Record extracts:
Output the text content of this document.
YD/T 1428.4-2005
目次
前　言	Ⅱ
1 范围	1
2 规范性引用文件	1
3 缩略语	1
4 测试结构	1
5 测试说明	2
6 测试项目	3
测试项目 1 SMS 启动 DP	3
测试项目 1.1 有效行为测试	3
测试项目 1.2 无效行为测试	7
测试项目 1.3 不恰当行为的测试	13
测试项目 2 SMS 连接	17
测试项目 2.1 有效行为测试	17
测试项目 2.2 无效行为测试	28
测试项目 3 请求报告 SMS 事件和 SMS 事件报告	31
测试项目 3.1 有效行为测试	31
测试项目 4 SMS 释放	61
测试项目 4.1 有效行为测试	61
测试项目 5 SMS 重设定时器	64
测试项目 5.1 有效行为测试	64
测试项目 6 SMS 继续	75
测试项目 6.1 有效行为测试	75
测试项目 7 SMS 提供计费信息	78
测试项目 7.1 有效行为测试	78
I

Brief:
Transcribe the whole listing exactly.

Response to the task:
Output the text content of this document.
YD/T 1428.4-2005
目次
前　言	Ⅱ
1 范围	1
2 规范性引用文件	1
3 缩略语	1
4 测试结构	1
5 测试说明	2
6 测试项目	3
测试项目 1 SMS 启动 DP	3
测试项目 1.1 有效行为测试	3
测试项目 1.2 无效行为测试	7
测试项目 1.3 不恰当行为的测试	13
测试项目 2 SMS 连接	17
测试项目 2.1 有效行为测试	17
测试项目 2.2 无效行为测试	28
测试项目 3 请求报告 SMS 事件和 SMS 事件报告	31
测试项目 3.1 有效行为测试	31
测试项目 4 SMS 释放	61
测试项目 4.1 有效行为测试	61
测试项目 5 SMS 重设定时器	64
测试项目 5.1 有效行为测试	64
测试项目 6 SMS 继续	75
测试项目 6.1 有效行为测试	75
测试项目 7 SMS 提供计费信息	78
测试项目 7.1 有效行为测试	78
I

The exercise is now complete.